#### THE REQUEST
Emit the entire listing verbatim.

* Start *

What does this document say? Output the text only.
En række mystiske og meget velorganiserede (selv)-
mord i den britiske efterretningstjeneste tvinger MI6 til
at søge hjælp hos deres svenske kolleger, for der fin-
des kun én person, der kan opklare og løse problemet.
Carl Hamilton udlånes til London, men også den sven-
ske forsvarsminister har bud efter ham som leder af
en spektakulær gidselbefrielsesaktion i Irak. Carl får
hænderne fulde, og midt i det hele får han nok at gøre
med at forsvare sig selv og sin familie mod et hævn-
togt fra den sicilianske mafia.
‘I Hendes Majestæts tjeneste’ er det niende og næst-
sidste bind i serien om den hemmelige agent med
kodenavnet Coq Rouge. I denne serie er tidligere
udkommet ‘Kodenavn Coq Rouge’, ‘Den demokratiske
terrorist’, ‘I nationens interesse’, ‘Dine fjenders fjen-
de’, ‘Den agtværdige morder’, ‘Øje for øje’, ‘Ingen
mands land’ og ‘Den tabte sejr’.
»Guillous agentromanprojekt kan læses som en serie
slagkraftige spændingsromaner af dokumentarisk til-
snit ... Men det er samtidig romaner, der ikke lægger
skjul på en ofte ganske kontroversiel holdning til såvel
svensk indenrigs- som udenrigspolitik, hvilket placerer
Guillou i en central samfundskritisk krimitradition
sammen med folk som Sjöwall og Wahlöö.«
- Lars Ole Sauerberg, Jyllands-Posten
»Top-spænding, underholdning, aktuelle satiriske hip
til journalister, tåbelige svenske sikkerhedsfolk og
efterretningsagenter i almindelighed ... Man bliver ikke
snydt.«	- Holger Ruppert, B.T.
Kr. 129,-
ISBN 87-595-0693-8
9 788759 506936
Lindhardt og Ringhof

* End *

#### OUTPUT FOR THIS TASK
What does this document say? Output the text only.
En række mystiske og meget velorganiserede (selv)-
mord i den britiske efterretningstjeneste tvinger MI6 til
at søge hjælp hos deres svenske kolleger, for der fin-
des kun én person, der kan opklare og løse problemet.
Carl Hamilton udlånes til London, men også den sven-
ske forsvarsminister har bud efter ham som leder af
en spektakulær gidselbefrielsesaktion i Irak. Carl får
hænderne fulde, og midt i det hele får han nok at gøre
med at forsvare sig selv og sin familie mod et hævn-
togt fra den sicilianske mafia.
‘I Hendes Majestæts tjeneste’ er det niende og næst-
sidste bind i serien om den hemmelige agent med
kodenavnet Coq Rouge. I denne serie er tidligere
udkommet ‘Kodenavn Coq Rouge’, ‘Den demokratiske
terrorist’, ‘I nationens interesse’, ‘Dine fjenders fjen-
de’, ‘Den agtværdige morder’, ‘Øje for øje’, ‘Ingen
mands land’ og ‘Den tabte sejr’.
»Guillous agentromanprojekt kan læses som en serie
slagkraftige spændingsromaner af dokumentarisk til-
snit ... Men det er samtidig romaner, der ikke lægger
skjul på en ofte ganske kontroversiel holdning til såvel
svensk indenrigs- som udenrigspolitik, hvilket placerer
Guillou i en central samfundskritisk krimitradition
sammen med folk som Sjöwall og Wahlöö.«
- Lars Ole Sauerberg, Jyllands-Posten
»Top-spænding, underholdning, aktuelle satiriske hip
til journalister, tåbelige svenske sikkerhedsfolk og
efterretningsagenter i almindelighed ... Man bliver ikke
snydt.«	- Holger Ruppert, B.T.
Kr. 129,-
ISBN 87-595-0693-8
9 788759 506936
Lindhardt og Ringhof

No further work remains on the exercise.